### WORK TO DO
Copy, from the entries below, each line where the word "rioya" can be found.

### INPUT MATERIAL
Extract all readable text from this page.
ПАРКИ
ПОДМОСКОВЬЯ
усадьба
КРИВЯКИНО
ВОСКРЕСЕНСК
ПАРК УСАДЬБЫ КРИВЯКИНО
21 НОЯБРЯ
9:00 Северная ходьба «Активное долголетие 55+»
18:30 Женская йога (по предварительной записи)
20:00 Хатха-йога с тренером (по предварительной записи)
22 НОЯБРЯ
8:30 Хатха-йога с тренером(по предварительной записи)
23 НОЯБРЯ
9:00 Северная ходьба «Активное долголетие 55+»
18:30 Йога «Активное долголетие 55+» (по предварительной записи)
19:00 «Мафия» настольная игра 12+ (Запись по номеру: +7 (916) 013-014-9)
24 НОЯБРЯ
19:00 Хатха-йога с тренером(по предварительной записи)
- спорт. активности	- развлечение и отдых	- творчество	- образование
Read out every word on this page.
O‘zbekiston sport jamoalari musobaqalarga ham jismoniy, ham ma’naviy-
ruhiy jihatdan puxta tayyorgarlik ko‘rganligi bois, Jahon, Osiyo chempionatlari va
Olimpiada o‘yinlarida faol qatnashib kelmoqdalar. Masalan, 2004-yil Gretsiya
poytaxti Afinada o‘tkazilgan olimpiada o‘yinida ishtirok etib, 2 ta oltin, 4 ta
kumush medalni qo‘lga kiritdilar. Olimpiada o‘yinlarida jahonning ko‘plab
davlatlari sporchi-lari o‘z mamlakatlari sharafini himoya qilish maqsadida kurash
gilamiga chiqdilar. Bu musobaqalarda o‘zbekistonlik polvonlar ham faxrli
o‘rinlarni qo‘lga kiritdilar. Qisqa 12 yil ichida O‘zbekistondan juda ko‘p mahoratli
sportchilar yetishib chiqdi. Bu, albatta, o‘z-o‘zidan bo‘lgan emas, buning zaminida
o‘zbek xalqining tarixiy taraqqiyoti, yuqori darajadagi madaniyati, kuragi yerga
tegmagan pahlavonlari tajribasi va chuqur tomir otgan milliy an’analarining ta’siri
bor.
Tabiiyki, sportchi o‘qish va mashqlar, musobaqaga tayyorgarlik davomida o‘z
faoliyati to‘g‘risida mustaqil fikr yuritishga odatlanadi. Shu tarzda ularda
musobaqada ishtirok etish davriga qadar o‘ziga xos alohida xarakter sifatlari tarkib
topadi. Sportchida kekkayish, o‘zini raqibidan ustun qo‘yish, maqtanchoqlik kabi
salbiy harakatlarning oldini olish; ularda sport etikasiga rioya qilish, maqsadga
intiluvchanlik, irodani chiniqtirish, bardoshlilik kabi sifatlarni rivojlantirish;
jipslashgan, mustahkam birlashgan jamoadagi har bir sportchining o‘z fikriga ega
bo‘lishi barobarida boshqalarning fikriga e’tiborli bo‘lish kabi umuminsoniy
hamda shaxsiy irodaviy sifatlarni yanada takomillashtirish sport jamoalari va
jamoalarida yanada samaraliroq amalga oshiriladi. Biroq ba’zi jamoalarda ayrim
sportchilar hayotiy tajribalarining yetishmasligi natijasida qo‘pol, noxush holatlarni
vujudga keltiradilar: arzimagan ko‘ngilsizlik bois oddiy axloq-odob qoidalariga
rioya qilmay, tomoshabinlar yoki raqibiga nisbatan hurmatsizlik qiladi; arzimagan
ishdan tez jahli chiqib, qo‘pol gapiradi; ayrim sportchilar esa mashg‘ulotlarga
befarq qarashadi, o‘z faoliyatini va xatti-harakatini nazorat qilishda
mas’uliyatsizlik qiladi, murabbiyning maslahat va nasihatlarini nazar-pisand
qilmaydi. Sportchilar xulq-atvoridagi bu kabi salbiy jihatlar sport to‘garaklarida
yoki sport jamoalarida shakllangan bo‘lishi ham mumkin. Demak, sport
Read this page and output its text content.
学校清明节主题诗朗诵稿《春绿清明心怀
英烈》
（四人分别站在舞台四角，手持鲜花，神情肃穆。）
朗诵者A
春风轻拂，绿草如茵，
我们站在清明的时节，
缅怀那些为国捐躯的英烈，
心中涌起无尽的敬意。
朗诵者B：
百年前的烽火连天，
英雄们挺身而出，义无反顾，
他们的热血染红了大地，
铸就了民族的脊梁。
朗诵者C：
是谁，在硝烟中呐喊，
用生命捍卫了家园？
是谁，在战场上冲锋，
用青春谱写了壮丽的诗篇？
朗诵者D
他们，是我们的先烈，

### EXPECTED ANSWER
salbiy harakatlarning oldini olish; ularda sport etikasiga rioya qilish, maqsadga
rioya qilmay, tomoshabinlar yoki raqibiga nisbatan hurmatsizlik qiladi; arzimagan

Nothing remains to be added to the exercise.